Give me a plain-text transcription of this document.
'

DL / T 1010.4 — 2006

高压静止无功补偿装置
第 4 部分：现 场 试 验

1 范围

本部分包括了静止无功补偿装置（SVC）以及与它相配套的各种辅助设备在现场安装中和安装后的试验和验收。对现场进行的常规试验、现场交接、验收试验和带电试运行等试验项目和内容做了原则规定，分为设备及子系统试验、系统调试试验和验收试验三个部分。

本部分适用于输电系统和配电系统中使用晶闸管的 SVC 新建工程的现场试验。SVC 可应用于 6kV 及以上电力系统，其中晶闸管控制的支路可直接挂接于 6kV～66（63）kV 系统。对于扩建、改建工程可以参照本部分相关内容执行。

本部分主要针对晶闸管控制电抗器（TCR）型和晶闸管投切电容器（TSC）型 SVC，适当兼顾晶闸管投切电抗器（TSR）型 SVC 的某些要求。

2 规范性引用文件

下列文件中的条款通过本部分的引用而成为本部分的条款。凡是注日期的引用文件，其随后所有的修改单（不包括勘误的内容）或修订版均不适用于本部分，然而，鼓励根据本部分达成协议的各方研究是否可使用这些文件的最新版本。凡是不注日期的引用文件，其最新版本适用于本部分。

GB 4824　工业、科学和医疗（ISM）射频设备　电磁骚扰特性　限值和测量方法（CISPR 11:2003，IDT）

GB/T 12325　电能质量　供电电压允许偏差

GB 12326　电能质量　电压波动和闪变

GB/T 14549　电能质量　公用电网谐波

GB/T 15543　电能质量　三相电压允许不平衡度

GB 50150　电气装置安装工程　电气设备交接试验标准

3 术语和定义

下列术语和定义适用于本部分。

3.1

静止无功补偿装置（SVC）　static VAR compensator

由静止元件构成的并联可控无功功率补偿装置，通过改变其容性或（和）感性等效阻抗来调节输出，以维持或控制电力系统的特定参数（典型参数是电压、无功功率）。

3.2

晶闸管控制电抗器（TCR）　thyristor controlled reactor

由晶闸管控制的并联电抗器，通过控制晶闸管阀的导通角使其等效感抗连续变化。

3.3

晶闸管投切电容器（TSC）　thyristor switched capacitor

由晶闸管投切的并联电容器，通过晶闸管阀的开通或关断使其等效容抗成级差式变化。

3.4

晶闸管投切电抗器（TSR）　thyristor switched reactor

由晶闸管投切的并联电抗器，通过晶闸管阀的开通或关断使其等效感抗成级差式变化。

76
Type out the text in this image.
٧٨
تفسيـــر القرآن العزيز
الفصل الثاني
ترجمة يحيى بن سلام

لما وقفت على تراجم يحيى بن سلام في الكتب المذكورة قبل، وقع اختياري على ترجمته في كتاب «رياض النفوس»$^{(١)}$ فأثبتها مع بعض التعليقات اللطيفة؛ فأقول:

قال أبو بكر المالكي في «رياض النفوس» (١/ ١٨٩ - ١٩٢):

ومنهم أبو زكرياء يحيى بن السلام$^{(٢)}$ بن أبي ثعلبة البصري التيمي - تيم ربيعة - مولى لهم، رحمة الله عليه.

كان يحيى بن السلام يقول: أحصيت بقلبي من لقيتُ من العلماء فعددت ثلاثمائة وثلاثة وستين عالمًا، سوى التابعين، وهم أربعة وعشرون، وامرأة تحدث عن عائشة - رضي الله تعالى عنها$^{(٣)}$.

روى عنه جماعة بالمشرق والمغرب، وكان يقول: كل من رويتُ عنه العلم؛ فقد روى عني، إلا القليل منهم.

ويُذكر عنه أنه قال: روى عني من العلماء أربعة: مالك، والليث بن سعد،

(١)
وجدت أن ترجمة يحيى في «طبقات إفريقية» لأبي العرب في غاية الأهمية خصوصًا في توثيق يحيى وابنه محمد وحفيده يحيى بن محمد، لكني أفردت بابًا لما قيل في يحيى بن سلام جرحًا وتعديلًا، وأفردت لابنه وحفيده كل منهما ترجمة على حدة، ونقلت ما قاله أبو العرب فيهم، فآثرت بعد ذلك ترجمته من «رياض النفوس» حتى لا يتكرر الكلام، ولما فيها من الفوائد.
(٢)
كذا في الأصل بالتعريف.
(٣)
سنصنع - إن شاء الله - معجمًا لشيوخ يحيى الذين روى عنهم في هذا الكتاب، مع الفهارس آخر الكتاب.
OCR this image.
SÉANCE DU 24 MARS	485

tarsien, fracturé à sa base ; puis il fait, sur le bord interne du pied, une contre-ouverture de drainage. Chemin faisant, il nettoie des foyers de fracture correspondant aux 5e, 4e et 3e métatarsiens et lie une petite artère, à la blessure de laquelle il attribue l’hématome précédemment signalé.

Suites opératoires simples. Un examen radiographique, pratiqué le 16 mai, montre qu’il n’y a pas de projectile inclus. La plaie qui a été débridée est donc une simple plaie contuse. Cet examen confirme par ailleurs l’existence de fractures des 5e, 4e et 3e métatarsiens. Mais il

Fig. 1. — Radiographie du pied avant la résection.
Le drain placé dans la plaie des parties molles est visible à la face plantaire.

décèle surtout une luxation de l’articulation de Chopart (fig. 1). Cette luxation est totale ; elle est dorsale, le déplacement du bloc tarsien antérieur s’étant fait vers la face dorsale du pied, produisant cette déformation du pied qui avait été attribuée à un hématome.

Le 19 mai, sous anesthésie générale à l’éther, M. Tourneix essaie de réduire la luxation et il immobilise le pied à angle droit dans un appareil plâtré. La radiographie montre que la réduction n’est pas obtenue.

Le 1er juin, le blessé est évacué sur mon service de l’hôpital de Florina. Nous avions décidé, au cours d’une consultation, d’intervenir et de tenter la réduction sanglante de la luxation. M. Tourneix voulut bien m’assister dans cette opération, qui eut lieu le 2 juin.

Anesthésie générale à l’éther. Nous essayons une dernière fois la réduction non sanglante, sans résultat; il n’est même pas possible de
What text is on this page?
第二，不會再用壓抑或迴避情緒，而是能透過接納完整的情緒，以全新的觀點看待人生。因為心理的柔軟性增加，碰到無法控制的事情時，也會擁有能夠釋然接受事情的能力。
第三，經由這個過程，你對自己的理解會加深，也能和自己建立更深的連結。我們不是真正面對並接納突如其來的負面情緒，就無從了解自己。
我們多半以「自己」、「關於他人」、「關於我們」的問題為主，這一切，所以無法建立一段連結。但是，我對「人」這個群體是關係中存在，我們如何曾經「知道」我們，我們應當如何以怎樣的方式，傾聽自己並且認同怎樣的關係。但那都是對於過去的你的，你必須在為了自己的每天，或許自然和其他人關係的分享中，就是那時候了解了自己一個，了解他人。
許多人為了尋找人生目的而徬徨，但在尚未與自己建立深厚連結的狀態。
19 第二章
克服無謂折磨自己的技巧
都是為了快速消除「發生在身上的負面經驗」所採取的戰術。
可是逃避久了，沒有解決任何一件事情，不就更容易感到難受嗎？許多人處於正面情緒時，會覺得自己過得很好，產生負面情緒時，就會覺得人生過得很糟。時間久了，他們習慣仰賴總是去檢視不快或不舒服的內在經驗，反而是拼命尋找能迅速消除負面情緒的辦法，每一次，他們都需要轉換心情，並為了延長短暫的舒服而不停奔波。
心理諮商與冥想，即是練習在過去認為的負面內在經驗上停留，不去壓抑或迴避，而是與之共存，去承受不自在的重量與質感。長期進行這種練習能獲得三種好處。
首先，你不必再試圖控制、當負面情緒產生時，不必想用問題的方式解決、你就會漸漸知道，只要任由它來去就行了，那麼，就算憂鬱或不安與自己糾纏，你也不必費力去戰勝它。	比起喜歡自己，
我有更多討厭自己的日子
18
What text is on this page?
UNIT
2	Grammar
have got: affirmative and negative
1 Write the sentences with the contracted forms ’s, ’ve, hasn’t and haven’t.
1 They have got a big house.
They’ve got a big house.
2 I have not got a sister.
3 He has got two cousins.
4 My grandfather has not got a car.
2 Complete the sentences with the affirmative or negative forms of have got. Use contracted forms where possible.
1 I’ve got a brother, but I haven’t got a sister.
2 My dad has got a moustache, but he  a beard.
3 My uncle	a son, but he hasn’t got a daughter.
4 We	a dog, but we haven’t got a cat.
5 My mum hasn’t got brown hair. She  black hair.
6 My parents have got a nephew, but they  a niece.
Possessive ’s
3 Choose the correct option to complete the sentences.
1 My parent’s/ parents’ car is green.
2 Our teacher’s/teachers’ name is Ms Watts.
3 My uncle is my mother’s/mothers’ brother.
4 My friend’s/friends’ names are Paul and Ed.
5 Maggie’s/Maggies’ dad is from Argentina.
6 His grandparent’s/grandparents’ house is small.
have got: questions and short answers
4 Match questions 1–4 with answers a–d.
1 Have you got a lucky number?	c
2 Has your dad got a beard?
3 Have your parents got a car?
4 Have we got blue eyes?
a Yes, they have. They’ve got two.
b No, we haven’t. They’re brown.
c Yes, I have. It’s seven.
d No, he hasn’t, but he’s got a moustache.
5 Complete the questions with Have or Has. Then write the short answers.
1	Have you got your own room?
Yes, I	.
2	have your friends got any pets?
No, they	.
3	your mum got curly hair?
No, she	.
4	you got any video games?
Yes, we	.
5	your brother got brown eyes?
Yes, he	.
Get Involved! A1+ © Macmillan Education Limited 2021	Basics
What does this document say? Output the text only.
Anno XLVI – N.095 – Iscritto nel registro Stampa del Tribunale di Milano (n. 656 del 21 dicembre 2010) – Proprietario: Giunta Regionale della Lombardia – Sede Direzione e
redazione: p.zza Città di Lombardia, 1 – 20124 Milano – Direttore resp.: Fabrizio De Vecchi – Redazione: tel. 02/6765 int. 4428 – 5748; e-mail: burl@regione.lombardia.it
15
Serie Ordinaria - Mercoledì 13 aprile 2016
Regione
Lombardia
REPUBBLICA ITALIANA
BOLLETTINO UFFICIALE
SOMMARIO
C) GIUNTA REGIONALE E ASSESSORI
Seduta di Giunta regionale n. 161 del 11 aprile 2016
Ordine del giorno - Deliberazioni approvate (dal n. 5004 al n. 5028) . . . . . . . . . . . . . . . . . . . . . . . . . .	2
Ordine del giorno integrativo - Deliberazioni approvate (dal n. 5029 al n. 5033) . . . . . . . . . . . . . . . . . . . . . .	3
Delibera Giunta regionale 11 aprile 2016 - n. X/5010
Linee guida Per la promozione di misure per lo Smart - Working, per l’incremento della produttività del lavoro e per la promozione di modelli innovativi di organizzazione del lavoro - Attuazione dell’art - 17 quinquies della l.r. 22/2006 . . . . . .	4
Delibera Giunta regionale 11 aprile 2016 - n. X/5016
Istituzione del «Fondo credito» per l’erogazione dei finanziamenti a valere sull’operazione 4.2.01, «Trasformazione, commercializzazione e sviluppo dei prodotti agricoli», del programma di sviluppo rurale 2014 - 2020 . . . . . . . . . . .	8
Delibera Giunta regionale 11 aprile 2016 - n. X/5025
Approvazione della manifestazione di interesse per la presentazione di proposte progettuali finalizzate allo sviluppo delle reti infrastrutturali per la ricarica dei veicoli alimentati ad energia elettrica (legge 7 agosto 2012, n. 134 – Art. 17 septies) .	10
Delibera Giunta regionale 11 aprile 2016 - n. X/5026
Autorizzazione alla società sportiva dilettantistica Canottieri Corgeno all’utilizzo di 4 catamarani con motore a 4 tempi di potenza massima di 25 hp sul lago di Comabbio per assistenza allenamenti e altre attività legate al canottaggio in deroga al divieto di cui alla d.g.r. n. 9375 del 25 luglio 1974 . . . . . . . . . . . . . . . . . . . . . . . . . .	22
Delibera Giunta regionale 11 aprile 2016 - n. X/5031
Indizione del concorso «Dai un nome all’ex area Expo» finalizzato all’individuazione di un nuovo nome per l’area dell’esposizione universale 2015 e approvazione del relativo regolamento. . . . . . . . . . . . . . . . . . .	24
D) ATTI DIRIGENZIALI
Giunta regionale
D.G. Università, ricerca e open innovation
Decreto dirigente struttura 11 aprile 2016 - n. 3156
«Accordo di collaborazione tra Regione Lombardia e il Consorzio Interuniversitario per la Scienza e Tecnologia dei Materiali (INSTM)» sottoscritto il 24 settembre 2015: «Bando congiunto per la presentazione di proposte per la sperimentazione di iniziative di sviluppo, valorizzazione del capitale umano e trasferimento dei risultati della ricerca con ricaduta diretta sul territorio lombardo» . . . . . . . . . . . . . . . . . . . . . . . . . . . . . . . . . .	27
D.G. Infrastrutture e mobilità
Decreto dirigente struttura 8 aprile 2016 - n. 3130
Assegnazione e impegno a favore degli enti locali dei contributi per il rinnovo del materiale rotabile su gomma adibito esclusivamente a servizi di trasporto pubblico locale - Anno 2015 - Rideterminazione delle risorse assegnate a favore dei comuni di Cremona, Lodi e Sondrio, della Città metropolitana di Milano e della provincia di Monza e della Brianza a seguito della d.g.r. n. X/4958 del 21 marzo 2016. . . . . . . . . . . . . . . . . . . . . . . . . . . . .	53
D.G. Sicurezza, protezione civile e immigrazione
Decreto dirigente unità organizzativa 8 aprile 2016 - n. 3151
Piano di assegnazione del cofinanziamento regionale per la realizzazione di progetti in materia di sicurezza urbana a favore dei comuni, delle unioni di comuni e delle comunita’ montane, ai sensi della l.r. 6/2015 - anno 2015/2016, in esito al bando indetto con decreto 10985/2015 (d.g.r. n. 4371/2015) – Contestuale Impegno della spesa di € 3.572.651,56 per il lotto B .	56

Task objective
Only the number is wanted: how many lines in the data include the word "negative"?

Worked solution
2